**Exercise**
Find the lines that include the string "Odds" and report how many there are. Give no other text.

------------------------------------

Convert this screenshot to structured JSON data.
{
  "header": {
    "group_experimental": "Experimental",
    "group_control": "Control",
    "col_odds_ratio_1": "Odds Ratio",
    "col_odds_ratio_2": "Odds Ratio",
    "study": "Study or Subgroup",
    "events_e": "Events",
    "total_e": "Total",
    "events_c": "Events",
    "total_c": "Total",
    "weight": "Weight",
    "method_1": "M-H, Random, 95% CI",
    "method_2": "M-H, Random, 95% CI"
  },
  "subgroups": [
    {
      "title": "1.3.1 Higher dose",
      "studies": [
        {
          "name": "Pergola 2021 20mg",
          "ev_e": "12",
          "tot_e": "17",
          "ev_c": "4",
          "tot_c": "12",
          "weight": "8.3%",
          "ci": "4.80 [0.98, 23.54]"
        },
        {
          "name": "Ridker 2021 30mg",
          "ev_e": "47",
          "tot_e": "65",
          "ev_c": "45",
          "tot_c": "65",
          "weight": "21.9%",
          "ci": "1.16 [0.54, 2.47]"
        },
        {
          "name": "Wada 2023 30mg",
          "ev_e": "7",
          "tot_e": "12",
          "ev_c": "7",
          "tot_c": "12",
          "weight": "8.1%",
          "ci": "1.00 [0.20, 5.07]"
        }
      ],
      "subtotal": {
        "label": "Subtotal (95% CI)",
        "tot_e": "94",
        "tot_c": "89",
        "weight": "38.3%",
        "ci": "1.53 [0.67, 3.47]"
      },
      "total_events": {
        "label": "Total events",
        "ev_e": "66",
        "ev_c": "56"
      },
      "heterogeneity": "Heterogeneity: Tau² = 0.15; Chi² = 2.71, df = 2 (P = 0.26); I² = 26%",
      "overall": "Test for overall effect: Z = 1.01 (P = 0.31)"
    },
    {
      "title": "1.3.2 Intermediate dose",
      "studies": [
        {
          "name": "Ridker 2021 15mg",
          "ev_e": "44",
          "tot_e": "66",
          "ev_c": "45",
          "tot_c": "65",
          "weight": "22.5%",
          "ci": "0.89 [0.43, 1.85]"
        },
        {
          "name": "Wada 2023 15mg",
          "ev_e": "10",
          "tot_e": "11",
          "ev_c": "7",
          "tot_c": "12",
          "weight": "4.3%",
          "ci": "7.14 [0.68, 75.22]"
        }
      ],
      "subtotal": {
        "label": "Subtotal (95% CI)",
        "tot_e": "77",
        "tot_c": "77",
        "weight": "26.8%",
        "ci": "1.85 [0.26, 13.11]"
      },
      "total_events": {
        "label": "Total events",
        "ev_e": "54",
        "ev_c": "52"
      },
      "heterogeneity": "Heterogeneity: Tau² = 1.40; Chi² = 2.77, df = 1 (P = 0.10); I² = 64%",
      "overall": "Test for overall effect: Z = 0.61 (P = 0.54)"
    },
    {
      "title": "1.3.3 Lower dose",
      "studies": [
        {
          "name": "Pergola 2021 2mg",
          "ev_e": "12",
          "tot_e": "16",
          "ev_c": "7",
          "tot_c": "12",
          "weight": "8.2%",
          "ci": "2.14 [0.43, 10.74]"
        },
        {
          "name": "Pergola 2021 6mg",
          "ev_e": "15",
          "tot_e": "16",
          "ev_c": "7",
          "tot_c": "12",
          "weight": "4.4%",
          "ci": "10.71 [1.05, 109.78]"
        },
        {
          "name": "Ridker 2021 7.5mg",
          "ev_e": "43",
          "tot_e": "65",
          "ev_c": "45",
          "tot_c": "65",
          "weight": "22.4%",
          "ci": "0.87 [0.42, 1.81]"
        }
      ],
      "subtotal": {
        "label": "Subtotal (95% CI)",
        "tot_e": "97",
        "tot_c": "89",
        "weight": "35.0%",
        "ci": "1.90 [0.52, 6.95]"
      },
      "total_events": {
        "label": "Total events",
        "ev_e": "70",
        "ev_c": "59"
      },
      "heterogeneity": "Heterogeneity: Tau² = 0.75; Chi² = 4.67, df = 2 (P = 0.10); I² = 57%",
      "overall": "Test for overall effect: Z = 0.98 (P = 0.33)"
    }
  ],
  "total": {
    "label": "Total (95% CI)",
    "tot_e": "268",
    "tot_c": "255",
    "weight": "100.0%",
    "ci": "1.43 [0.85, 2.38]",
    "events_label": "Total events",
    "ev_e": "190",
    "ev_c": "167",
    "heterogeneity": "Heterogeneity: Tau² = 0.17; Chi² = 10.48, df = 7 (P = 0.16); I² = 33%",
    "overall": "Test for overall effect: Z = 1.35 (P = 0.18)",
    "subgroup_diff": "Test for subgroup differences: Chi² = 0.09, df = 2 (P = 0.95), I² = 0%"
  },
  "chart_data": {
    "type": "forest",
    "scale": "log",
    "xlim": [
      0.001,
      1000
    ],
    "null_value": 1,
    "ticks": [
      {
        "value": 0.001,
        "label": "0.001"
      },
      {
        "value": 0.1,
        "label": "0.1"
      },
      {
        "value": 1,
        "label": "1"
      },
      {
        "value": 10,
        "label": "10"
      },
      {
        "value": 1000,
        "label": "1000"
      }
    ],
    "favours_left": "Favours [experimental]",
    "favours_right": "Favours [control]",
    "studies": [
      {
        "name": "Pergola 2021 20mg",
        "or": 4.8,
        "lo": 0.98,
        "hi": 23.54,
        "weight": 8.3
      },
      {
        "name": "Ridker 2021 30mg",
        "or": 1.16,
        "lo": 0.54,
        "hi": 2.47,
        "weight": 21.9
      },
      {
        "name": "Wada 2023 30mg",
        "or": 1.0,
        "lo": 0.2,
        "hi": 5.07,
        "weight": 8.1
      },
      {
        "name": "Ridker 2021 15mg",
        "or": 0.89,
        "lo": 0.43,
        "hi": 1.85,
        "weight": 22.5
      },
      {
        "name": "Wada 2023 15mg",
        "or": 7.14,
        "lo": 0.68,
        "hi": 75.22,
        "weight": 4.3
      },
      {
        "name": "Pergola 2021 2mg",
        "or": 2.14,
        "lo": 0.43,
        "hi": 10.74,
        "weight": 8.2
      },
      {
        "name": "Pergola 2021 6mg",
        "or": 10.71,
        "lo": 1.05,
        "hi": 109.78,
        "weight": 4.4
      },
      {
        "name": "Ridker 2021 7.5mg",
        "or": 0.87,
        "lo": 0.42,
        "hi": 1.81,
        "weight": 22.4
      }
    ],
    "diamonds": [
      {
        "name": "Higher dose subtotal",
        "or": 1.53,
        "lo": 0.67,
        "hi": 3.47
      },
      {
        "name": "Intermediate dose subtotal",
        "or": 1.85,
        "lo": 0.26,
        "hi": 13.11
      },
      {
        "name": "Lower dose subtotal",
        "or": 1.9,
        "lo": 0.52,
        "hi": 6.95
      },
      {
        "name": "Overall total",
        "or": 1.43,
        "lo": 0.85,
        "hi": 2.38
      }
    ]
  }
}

------------------------------------

**The reply**
2